▸ **SET EXERCISE**
Lift every line from the entries that includes the word "平面EGF".

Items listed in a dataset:
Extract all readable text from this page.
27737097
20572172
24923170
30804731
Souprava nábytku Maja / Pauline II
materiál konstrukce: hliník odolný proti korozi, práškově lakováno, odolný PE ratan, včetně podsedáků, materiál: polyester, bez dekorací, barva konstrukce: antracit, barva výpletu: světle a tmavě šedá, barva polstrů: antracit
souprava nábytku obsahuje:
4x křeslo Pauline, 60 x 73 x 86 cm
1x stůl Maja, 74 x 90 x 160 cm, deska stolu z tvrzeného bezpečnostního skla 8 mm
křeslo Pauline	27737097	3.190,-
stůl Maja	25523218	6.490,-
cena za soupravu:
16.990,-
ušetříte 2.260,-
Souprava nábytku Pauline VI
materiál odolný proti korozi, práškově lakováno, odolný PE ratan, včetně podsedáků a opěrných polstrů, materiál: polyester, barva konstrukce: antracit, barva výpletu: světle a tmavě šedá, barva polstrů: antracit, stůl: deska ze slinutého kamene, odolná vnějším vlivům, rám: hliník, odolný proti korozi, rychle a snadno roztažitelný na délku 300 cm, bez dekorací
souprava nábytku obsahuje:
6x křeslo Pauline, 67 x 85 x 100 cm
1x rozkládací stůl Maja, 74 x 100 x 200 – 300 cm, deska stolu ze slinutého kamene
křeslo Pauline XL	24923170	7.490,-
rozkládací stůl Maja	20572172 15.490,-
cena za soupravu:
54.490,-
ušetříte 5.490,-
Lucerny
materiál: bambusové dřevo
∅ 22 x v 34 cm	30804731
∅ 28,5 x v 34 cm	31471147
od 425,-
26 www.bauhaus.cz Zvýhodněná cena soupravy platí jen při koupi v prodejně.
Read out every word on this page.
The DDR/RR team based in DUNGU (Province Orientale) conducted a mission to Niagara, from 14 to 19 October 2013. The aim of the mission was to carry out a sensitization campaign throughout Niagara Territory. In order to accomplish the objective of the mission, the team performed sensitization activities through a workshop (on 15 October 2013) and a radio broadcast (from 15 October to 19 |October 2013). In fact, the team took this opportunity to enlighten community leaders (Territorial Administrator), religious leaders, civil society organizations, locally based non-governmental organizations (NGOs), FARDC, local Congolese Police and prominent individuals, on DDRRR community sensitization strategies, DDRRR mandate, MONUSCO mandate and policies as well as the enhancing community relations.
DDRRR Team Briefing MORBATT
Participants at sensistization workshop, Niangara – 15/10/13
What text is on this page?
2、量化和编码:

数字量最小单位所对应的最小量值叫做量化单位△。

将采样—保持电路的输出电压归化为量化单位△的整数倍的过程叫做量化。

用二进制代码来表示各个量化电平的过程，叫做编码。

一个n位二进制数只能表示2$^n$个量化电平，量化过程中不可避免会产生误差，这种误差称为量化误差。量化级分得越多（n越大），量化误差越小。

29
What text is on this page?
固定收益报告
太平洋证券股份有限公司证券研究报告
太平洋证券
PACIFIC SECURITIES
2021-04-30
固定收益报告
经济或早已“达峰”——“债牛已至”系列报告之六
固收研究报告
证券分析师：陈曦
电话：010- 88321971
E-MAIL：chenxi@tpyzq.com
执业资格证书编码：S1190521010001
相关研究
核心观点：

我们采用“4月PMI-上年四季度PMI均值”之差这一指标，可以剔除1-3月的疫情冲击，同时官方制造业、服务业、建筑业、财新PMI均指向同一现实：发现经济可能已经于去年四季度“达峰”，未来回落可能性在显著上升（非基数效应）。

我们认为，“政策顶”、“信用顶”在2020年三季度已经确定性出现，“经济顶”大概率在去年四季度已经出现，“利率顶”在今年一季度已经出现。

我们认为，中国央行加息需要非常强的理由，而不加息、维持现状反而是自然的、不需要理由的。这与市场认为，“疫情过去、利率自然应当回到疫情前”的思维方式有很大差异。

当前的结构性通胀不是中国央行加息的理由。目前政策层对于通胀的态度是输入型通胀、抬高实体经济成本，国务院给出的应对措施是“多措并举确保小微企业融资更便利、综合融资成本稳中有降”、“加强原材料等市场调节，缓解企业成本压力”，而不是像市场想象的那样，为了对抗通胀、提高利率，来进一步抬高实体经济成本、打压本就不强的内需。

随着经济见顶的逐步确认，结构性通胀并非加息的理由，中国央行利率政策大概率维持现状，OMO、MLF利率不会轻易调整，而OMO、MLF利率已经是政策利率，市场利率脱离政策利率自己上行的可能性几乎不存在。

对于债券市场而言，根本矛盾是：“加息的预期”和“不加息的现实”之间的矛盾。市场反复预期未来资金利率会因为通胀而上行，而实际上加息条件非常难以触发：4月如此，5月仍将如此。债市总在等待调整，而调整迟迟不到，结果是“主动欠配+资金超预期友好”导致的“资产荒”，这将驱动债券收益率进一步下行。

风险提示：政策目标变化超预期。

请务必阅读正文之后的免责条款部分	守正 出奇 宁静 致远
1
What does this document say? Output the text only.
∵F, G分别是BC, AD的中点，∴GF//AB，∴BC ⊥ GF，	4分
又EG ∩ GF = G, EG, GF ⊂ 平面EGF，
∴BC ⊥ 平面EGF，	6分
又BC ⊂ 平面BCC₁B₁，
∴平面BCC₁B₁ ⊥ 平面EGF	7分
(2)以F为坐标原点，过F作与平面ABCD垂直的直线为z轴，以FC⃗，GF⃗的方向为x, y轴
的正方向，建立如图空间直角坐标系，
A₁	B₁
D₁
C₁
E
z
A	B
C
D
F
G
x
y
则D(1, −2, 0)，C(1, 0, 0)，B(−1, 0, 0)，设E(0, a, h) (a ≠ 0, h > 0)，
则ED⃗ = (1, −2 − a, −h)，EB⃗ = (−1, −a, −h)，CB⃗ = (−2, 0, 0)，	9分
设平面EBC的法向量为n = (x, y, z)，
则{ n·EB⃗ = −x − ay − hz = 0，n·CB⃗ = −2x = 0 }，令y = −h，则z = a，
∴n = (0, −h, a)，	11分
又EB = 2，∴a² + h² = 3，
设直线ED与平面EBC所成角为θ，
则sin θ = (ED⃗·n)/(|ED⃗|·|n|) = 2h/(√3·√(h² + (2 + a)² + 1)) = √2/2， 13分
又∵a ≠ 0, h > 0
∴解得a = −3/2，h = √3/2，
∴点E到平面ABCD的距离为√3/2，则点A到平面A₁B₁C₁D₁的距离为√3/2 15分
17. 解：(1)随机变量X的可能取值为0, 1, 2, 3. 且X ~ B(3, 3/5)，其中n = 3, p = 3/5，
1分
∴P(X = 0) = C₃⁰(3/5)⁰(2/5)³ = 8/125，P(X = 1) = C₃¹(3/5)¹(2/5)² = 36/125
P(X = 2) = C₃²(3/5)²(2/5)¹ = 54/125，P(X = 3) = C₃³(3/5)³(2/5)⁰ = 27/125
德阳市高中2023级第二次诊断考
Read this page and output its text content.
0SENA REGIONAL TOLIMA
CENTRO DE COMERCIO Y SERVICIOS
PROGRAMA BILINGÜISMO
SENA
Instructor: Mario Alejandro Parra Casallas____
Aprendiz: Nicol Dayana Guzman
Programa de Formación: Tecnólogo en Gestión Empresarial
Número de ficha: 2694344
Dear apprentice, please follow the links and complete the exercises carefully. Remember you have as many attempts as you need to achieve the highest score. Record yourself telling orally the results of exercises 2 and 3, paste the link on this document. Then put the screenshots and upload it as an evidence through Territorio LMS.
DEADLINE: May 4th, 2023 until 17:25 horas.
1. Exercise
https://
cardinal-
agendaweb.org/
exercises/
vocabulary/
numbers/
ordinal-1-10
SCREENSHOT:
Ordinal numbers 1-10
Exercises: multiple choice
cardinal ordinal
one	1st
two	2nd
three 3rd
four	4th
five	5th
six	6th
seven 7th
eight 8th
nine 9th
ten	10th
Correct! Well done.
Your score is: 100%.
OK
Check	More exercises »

▸ **EXERCISE OUTPUT**
又EG ∩ GF = G, EG, GF ⊂ 平面EGF，
∴BC ⊥ 平面EGF，	6分
∴平面BCC₁B₁ ⊥ 平面EGF	7分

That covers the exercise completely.